--- start PAGE EXTRACT ---

Extending TENxMatrix to work on variants of HDF5-backed storage

LTLA commented 3 years ago

From theislab/zellkonverter#37:

It seems that the TENxMatrix almost works with AnnData's sparse HDF5 format. Only a small modification is required, namely:

.get_tenx_shape <- function(filepath, group) {
    as.integer(h5readAttributes(filepath, group)$shape)
 #   .read_tenx_component(filepath, group, "shape")
}

And then it all works, with an extra transposition (because they store it row-based). Would it be possible to convert some of these internals into generics so that I can create a TENxMatrix subclass to handle these sparse AnnData datasets?

Might even make sense to have a more generally named virtual base class, e.g., CompressedSparseHDF5Matrix. And then subclasses could define generics to provide the paths to the elements, re-using the rest of the existing TENxMatrix machinery to do all the data extraction.

hpages commented 3 years ago

Hmm... seems like we are lacking support for the lzf filter at the moment. Using cheng18.processed.h5ad downloaded from here:

> h5read("cheng18.processed.h5ad", "/X/data", index=list(1:10))
Error: Unable to read dataset.
Not all required filters available.
Missing filters: lzf
Error: Error in h5checktype(). H5Identifier not valid.

@grimbough What are the plans for h5py LZF? Is it going to make it to rhdf5filters?

LTLA commented 3 years ago

In the meantime, I've just been using files created using whatever h5py's default filters are:

library(scRNAseq)
sce <- ZeiselBrainData()
counts(sce) <- as(counts(sce), "dgCMatrix")

library(zellkonverter)
writeH5AD(sce, file="blah.h5ad")

--- end PAGE EXTRACT ---
--- start GIVEN ENTRIES ---

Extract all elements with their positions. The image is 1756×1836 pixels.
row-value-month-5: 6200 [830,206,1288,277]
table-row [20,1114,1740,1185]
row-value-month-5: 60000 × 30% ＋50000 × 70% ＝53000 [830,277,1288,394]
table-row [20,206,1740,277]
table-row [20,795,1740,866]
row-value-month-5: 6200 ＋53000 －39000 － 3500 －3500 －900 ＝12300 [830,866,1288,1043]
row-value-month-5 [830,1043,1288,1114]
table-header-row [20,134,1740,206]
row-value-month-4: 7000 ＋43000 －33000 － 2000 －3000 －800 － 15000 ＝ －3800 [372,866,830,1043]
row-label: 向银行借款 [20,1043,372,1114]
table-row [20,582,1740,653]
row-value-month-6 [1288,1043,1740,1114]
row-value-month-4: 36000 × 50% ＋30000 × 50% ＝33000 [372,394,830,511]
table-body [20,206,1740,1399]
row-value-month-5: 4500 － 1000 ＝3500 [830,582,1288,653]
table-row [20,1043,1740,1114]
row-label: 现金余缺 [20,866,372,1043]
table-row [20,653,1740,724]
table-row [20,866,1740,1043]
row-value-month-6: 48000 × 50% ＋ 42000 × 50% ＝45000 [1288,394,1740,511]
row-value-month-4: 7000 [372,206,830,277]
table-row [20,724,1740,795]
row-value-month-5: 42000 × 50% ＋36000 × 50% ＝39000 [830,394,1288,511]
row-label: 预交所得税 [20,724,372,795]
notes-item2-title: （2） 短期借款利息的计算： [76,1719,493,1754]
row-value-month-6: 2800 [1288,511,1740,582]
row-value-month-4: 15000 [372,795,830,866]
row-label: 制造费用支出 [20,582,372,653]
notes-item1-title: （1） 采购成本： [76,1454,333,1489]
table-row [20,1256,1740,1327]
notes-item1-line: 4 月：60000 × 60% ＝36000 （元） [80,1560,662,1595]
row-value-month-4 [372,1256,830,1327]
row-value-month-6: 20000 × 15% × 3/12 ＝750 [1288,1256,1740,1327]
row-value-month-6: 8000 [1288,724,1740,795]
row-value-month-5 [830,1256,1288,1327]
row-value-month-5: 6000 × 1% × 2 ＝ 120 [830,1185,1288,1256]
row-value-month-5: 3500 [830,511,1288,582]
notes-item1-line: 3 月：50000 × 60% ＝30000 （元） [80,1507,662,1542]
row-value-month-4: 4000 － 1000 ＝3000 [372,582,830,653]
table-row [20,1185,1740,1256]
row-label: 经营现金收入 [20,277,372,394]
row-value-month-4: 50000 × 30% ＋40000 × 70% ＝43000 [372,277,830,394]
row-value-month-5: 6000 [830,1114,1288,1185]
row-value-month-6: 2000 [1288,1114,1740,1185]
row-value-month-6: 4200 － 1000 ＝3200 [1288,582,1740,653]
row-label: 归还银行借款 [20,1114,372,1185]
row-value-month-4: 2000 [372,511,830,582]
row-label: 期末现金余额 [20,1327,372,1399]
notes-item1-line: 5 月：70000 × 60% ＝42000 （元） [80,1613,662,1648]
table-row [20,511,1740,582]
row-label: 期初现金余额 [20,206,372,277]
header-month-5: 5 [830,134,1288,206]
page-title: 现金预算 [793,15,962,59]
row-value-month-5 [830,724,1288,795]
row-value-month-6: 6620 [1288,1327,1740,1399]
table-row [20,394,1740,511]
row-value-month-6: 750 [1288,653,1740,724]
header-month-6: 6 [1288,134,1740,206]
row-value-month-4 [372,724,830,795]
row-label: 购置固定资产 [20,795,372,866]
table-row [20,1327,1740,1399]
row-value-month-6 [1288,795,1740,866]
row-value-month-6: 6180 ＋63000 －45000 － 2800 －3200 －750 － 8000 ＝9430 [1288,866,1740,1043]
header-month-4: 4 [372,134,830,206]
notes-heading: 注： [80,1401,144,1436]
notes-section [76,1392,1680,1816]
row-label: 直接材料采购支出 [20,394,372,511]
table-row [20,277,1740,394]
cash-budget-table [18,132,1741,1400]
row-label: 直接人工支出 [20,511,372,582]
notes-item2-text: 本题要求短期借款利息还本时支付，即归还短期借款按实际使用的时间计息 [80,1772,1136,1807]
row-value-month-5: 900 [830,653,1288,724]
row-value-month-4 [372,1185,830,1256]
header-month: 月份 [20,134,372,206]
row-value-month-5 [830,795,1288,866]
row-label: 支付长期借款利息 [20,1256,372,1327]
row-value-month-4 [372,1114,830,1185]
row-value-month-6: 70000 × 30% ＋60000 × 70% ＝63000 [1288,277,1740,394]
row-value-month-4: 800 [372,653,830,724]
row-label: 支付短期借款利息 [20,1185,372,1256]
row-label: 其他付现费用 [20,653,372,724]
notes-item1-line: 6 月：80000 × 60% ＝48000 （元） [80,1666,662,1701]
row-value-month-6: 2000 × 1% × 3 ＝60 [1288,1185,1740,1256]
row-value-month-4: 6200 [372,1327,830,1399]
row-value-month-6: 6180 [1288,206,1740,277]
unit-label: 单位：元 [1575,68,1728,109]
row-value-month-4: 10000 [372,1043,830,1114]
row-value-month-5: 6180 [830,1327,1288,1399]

--- end GIVEN ENTRIES ---

**EXERCISE INSTRUCTIONS**
[A] Reproduce everything in the TENxMatrix thread from "In the meantime, I've" down to "library(zellkonverter)".
[B] Please list every class name ending in "Matrix" that appears in the TENxMatrix thread.
Rely only on the text itself to complete these.

**SOLUTIONS TO THE PROBLEMS**
[A]
In the meantime, I've just been using files created using whatever h5py's default filters are:

library(scRNAseq)
sce <- ZeiselBrainData()
counts(sce) <- as(counts(sce), "dgCMatrix")

library(zellkonverter)

[B]
TENxMatrix
CompressedSparseHDF5Matrix
dgCMatrix